* **WHAT TO WORK ON**:
Go through the records and copy each line where the word "Intel" occurs.

* **PROVIDED RECORDS**:
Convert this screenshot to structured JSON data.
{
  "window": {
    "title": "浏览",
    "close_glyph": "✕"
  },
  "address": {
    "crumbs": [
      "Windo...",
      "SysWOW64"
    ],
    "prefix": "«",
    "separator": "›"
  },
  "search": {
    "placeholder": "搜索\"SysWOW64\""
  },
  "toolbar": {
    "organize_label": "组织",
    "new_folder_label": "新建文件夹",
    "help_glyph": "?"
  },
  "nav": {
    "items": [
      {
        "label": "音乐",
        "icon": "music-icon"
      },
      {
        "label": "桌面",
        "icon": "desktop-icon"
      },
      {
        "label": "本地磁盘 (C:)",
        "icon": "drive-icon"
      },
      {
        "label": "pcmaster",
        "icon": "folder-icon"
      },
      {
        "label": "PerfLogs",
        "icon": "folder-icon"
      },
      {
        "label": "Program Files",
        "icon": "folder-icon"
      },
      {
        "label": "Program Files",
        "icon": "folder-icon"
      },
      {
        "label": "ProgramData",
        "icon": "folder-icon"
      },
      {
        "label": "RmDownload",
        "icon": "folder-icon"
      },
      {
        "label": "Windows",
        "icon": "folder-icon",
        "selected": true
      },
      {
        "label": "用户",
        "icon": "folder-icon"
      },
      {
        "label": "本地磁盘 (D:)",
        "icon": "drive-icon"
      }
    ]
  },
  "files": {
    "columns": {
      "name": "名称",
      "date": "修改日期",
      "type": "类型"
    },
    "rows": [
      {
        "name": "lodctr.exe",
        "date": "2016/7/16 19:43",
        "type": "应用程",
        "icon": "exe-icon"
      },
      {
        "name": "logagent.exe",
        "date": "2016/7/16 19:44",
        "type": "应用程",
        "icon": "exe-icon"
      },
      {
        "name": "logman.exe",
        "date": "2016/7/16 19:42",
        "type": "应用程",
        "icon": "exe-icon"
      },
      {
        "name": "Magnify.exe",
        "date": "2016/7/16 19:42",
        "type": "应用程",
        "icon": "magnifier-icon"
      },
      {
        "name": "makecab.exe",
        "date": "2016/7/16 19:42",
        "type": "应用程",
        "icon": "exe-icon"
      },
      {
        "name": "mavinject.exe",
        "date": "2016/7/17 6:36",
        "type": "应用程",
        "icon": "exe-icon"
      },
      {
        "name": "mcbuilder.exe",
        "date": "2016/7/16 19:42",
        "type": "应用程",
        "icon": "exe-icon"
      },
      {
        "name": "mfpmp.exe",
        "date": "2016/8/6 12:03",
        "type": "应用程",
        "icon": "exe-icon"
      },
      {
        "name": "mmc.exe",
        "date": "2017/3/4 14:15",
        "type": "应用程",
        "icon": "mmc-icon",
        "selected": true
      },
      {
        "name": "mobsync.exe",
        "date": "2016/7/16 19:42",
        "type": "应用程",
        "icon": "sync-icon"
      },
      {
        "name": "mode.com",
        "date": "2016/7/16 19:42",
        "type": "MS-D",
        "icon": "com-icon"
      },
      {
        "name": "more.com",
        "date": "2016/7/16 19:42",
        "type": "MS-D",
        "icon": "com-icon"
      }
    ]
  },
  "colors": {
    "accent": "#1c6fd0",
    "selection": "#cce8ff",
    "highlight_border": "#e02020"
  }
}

==

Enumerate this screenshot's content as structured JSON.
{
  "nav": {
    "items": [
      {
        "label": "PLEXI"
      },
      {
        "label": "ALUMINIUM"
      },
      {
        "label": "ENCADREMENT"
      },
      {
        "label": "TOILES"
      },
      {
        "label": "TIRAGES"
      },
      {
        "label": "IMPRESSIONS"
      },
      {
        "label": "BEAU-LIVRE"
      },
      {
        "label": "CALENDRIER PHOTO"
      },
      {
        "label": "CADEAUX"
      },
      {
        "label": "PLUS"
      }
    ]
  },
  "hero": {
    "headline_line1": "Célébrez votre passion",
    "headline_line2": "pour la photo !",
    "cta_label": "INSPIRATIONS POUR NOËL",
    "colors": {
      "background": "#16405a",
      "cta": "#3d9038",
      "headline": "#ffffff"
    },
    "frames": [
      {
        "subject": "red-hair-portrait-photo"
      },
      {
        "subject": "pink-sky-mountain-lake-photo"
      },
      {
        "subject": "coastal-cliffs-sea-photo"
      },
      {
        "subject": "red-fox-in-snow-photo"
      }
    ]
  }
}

* * *

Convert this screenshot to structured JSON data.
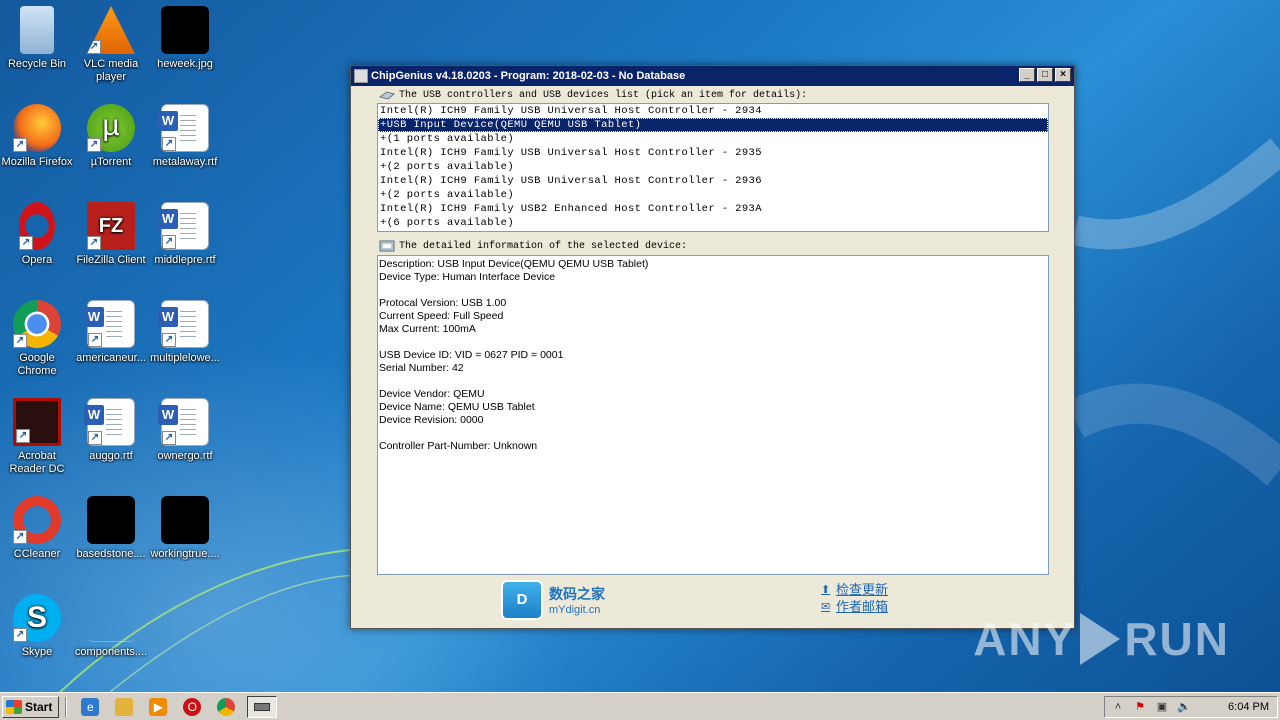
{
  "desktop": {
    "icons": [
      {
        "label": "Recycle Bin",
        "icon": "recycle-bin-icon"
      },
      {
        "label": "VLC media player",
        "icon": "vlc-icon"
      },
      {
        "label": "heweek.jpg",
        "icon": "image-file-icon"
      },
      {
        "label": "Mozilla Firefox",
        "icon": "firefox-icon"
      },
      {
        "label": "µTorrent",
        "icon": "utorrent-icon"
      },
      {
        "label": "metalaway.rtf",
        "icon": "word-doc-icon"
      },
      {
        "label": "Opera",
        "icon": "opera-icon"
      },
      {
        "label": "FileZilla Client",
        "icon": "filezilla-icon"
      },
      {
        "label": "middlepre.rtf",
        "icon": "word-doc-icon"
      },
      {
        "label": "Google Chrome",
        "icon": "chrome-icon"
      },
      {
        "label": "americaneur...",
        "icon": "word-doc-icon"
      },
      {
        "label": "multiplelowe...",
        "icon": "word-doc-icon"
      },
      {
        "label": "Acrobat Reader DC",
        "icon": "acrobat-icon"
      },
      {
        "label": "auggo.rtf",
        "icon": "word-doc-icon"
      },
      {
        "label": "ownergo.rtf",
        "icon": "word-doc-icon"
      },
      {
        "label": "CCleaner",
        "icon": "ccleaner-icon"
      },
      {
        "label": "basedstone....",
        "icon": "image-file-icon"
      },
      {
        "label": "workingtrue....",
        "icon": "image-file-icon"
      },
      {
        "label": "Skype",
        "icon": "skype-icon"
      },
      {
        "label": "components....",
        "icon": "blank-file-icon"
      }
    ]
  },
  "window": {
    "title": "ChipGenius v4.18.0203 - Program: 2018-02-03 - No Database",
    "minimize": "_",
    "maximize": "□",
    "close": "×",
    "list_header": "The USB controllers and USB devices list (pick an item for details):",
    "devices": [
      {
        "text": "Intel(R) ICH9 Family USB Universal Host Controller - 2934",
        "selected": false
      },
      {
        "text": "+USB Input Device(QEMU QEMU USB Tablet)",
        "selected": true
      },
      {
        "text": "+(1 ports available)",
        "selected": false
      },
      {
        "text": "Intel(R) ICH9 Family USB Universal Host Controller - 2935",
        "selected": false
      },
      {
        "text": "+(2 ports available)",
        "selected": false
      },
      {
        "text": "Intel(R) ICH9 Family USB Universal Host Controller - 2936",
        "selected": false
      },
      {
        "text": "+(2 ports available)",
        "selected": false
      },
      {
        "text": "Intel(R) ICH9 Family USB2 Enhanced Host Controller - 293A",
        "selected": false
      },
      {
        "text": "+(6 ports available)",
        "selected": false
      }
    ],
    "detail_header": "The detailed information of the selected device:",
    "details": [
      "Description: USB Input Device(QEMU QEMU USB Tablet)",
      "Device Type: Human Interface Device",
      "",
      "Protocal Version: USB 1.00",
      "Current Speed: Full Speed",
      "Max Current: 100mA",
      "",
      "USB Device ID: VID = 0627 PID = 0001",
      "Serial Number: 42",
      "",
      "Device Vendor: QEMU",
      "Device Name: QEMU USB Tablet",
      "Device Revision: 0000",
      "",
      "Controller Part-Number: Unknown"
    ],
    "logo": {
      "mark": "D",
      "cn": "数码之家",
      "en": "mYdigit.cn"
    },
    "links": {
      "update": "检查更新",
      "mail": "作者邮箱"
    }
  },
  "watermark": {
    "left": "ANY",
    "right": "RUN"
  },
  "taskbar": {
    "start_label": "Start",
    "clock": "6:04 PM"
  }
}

* **SOLUTION FOR THIS PROBLEM**:
        "text": "Intel(R) ICH9 Family USB Universal Host Controller - 2934",
        "text": "Intel(R) ICH9 Family USB Universal Host Controller - 2935",
        "text": "Intel(R) ICH9 Family USB Universal Host Controller - 2936",
        "text": "Intel(R) ICH9 Family USB2 Enhanced Host Controller - 293A",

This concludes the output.